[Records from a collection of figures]
****************

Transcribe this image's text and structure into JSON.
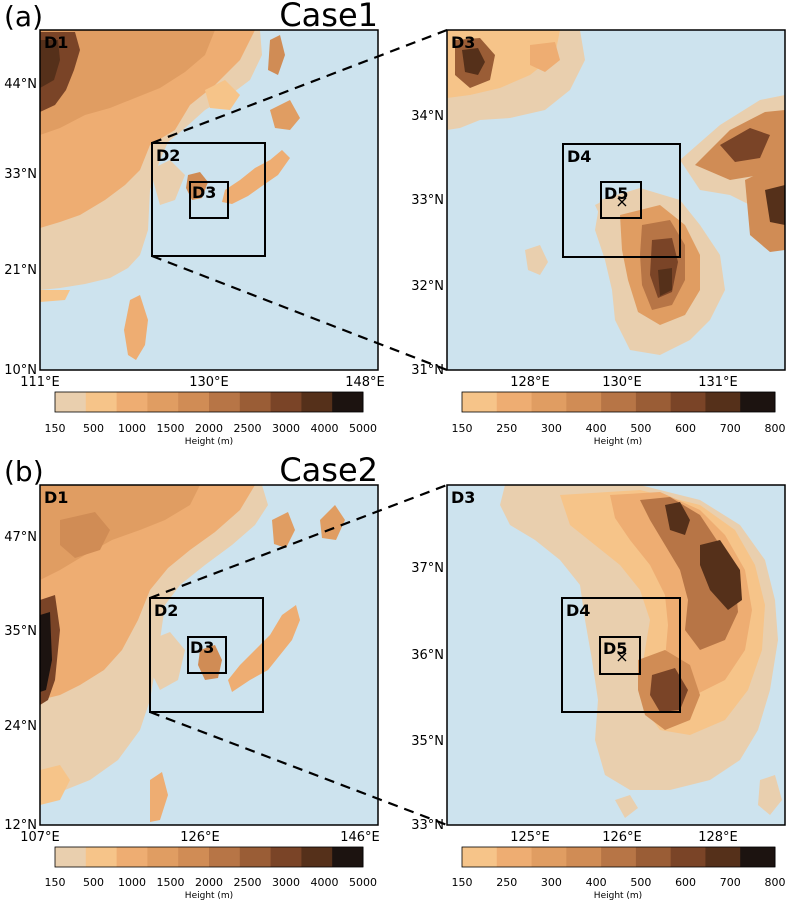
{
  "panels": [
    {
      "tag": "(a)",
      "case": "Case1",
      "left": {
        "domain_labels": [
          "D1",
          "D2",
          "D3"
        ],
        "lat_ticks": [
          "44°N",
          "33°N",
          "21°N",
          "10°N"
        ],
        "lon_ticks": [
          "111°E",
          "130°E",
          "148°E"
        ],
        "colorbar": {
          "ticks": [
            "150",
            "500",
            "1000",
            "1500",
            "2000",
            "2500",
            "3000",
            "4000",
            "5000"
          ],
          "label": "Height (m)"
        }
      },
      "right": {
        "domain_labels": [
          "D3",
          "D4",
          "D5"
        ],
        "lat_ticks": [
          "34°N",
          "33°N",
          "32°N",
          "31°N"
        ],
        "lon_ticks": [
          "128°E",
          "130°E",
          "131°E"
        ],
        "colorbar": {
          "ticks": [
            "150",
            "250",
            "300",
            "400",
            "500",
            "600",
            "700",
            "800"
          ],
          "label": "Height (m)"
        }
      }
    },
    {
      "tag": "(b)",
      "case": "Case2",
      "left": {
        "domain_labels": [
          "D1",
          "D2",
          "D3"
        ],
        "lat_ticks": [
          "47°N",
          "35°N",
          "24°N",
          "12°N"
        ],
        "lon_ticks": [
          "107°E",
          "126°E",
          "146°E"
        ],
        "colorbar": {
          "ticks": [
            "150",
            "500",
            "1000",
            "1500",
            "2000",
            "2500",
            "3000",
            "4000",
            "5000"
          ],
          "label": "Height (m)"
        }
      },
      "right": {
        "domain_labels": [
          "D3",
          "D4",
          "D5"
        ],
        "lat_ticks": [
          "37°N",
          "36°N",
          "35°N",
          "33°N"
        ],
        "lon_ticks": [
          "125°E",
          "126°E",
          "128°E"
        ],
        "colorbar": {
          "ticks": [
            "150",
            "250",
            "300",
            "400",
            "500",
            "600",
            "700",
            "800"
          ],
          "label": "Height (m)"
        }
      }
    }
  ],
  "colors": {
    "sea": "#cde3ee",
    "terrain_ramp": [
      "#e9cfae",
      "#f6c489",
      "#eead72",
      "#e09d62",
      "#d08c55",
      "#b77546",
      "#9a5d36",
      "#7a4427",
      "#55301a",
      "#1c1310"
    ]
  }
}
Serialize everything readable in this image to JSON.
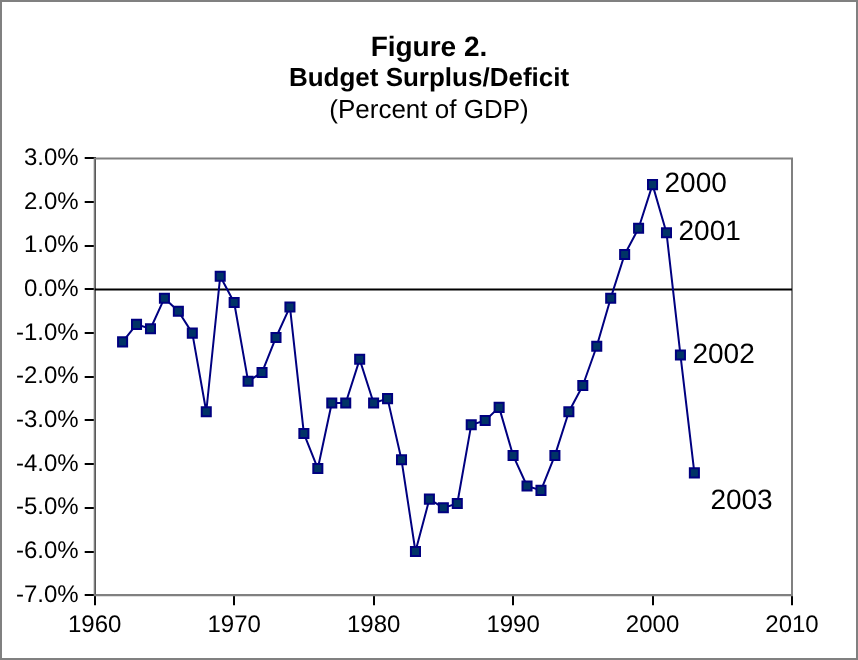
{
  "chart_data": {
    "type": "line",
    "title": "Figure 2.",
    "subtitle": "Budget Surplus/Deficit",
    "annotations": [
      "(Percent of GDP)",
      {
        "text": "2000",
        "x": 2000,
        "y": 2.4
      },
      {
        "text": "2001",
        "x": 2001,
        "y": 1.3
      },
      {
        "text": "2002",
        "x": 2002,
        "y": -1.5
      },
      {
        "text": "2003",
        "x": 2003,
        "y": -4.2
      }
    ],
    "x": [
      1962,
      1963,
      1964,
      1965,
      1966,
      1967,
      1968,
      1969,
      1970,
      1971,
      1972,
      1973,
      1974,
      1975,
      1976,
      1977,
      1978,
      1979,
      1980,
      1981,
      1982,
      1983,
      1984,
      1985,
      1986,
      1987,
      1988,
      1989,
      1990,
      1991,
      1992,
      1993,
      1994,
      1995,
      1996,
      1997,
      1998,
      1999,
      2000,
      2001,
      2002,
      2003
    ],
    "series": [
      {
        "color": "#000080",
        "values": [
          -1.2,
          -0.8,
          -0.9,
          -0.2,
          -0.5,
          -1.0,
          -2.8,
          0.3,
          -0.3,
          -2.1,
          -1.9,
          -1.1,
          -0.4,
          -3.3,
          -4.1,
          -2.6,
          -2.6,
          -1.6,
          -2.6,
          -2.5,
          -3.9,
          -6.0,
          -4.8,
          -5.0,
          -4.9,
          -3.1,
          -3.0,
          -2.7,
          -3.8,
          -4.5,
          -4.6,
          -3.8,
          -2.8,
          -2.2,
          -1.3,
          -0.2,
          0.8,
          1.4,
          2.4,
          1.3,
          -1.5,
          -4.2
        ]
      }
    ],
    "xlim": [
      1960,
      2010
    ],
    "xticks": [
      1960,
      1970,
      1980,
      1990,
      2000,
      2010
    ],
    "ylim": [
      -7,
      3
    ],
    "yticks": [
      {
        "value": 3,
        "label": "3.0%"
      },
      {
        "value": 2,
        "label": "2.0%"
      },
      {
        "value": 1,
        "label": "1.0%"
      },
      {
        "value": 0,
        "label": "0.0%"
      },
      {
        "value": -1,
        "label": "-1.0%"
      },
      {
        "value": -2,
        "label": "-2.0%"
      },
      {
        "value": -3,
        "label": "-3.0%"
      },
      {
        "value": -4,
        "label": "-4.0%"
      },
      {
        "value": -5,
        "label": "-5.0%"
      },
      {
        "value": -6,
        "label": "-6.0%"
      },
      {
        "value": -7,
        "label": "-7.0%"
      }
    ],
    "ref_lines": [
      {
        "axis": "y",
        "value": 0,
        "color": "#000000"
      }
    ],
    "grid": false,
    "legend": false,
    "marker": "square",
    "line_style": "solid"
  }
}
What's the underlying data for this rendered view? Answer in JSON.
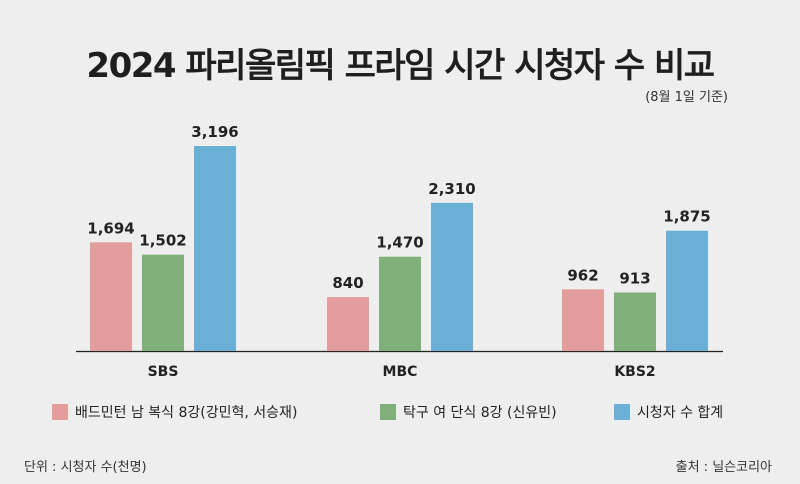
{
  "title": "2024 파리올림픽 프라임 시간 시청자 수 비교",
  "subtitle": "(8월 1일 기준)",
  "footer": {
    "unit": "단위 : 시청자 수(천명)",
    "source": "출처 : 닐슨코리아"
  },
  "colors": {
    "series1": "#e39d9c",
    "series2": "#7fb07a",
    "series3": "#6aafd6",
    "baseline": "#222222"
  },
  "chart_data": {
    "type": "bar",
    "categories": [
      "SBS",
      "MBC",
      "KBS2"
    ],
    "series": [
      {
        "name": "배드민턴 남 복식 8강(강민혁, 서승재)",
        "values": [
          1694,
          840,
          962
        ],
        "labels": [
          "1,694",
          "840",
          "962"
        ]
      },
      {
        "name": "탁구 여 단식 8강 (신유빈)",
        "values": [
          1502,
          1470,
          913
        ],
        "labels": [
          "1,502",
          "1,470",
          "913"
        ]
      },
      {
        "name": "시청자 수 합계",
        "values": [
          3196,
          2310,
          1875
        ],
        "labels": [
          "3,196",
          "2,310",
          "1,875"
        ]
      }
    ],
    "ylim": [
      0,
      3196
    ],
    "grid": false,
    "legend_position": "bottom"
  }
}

****************

Copy down every line of the entries containing the word "name".

COMPLETE RESPONSE:
        "name": "배드민턴 남 복식 8강(강민혁, 서승재)",
        "name": "탁구 여 단식 8강 (신유빈)",
        "name": "시청자 수 합계",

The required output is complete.